::: Source records :::
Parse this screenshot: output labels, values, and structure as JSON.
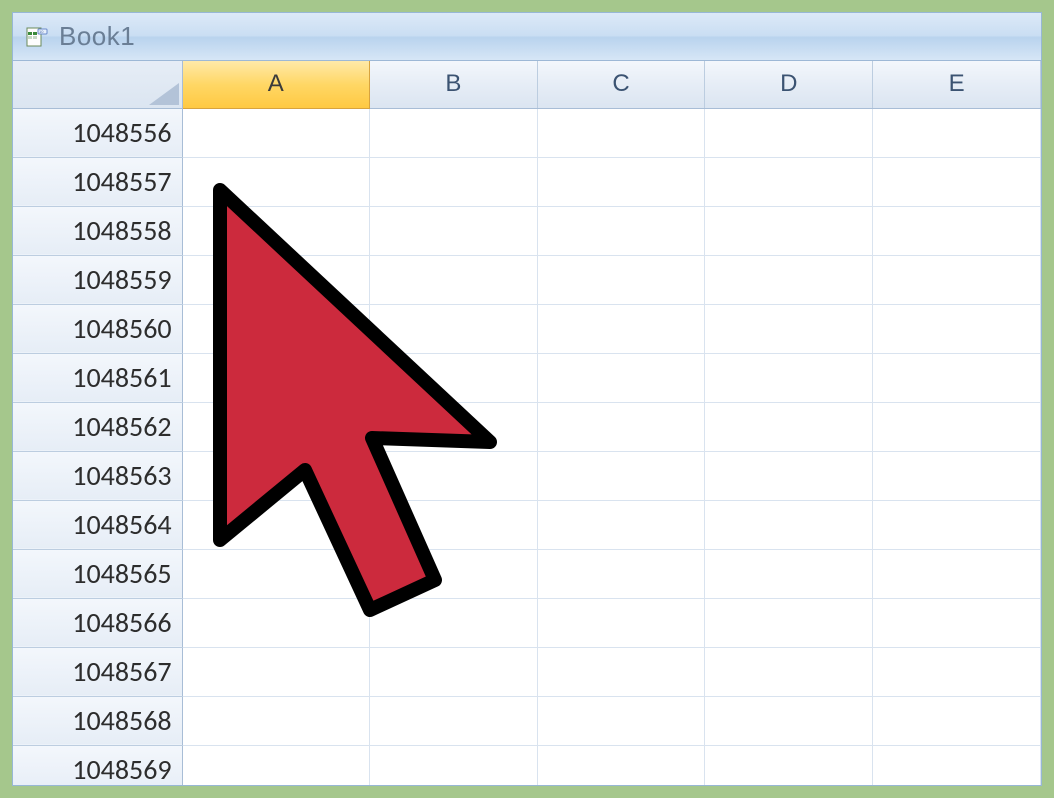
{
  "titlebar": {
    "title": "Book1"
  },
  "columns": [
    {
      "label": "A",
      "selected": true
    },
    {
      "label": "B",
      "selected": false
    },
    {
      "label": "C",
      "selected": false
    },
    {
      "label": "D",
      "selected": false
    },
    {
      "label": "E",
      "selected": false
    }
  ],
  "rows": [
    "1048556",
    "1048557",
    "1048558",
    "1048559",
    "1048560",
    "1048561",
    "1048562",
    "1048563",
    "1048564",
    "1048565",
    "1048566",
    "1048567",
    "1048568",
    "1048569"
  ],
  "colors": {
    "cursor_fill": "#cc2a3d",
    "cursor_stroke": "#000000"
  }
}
:::
Your task: Return every line of the records exactly as given, pictures excluded.

The result:
Parse this screenshot: output labels, values, and structure as JSON.
{
  "titlebar": {
    "title": "Book1"
  },
  "columns": [
    {
      "label": "A",
      "selected": true
    },
    {
      "label": "B",
      "selected": false
    },
    {
      "label": "C",
      "selected": false
    },
    {
      "label": "D",
      "selected": false
    },
    {
      "label": "E",
      "selected": false
    }
  ],
  "rows": [
    "1048556",
    "1048557",
    "1048558",
    "1048559",
    "1048560",
    "1048561",
    "1048562",
    "1048563",
    "1048564",
    "1048565",
    "1048566",
    "1048567",
    "1048568",
    "1048569"
  ],
  "colors": {
    "cursor_fill": "#cc2a3d",
    "cursor_stroke": "#000000"
  }
}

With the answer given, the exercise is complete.